**THE INPUT**

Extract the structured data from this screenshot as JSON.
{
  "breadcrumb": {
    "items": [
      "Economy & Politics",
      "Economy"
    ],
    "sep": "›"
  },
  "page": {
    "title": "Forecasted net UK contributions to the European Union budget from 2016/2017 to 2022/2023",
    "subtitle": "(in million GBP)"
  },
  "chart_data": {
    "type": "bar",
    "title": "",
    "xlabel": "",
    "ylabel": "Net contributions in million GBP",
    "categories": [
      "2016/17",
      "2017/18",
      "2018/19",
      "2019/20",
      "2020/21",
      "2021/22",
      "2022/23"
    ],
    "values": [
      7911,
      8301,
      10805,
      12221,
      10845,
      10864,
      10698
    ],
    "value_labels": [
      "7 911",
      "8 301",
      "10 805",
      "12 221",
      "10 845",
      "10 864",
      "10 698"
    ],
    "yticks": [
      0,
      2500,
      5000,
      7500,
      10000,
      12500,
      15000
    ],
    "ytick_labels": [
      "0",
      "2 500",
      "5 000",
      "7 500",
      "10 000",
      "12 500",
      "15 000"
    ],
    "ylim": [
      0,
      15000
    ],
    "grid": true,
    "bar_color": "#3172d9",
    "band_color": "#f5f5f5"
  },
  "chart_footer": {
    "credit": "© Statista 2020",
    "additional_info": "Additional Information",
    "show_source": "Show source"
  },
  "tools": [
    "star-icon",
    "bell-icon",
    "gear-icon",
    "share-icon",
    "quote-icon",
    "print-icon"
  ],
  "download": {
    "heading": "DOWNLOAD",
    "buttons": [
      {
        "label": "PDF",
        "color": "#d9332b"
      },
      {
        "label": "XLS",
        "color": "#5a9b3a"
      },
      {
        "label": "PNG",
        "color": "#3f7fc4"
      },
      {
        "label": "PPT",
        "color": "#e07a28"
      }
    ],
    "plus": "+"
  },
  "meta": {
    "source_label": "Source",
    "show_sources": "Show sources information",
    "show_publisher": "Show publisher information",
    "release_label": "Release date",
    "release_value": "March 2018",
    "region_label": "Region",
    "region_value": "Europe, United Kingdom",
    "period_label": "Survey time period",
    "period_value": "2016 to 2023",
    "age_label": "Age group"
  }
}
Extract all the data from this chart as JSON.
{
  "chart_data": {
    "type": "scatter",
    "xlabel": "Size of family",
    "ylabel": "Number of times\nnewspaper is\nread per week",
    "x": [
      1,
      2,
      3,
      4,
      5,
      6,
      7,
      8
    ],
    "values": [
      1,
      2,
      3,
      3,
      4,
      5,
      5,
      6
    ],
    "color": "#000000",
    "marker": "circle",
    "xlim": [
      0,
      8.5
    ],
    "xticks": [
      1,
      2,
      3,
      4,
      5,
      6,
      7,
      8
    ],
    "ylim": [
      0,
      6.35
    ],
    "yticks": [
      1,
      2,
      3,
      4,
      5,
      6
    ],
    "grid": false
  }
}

**WORK TO BE COMPLETED**
Repeat all the entries word for word.

**RESULT OF THIS TASK**
Extract the structured data from this screenshot as JSON.
{
  "breadcrumb": {
    "items": [
      "Economy & Politics",
      "Economy"
    ],
    "sep": "›"
  },
  "page": {
    "title": "Forecasted net UK contributions to the European Union budget from 2016/2017 to 2022/2023",
    "subtitle": "(in million GBP)"
  },
  "chart_data": {
    "type": "bar",
    "title": "",
    "xlabel": "",
    "ylabel": "Net contributions in million GBP",
    "categories": [
      "2016/17",
      "2017/18",
      "2018/19",
      "2019/20",
      "2020/21",
      "2021/22",
      "2022/23"
    ],
    "values": [
      7911,
      8301,
      10805,
      12221,
      10845,
      10864,
      10698
    ],
    "value_labels": [
      "7 911",
      "8 301",
      "10 805",
      "12 221",
      "10 845",
      "10 864",
      "10 698"
    ],
    "yticks": [
      0,
      2500,
      5000,
      7500,
      10000,
      12500,
      15000
    ],
    "ytick_labels": [
      "0",
      "2 500",
      "5 000",
      "7 500",
      "10 000",
      "12 500",
      "15 000"
    ],
    "ylim": [
      0,
      15000
    ],
    "grid": true,
    "bar_color": "#3172d9",
    "band_color": "#f5f5f5"
  },
  "chart_footer": {
    "credit": "© Statista 2020",
    "additional_info": "Additional Information",
    "show_source": "Show source"
  },
  "tools": [
    "star-icon",
    "bell-icon",
    "gear-icon",
    "share-icon",
    "quote-icon",
    "print-icon"
  ],
  "download": {
    "heading": "DOWNLOAD",
    "buttons": [
      {
        "label": "PDF",
        "color": "#d9332b"
      },
      {
        "label": "XLS",
        "color": "#5a9b3a"
      },
      {
        "label": "PNG",
        "color": "#3f7fc4"
      },
      {
        "label": "PPT",
        "color": "#e07a28"
      }
    ],
    "plus": "+"
  },
  "meta": {
    "source_label": "Source",
    "show_sources": "Show sources information",
    "show_publisher": "Show publisher information",
    "release_label": "Release date",
    "release_value": "March 2018",
    "region_label": "Region",
    "region_value": "Europe, United Kingdom",
    "period_label": "Survey time period",
    "period_value": "2016 to 2023",
    "age_label": "Age group"
  }
}
Extract all the data from this chart as JSON.
{
  "chart_data": {
    "type": "scatter",
    "xlabel": "Size of family",
    "ylabel": "Number of times\nnewspaper is\nread per week",
    "x": [
      1,
      2,
      3,
      4,
      5,
      6,
      7,
      8
    ],
    "values": [
      1,
      2,
      3,
      3,
      4,
      5,
      5,
      6
    ],
    "color": "#000000",
    "marker": "circle",
    "xlim": [
      0,
      8.5
    ],
    "xticks": [
      1,
      2,
      3,
      4,
      5,
      6,
      7,
      8
    ],
    "ylim": [
      0,
      6.35
    ],
    "yticks": [
      1,
      2,
      3,
      4,
      5,
      6
    ],
    "grid": false
  }
}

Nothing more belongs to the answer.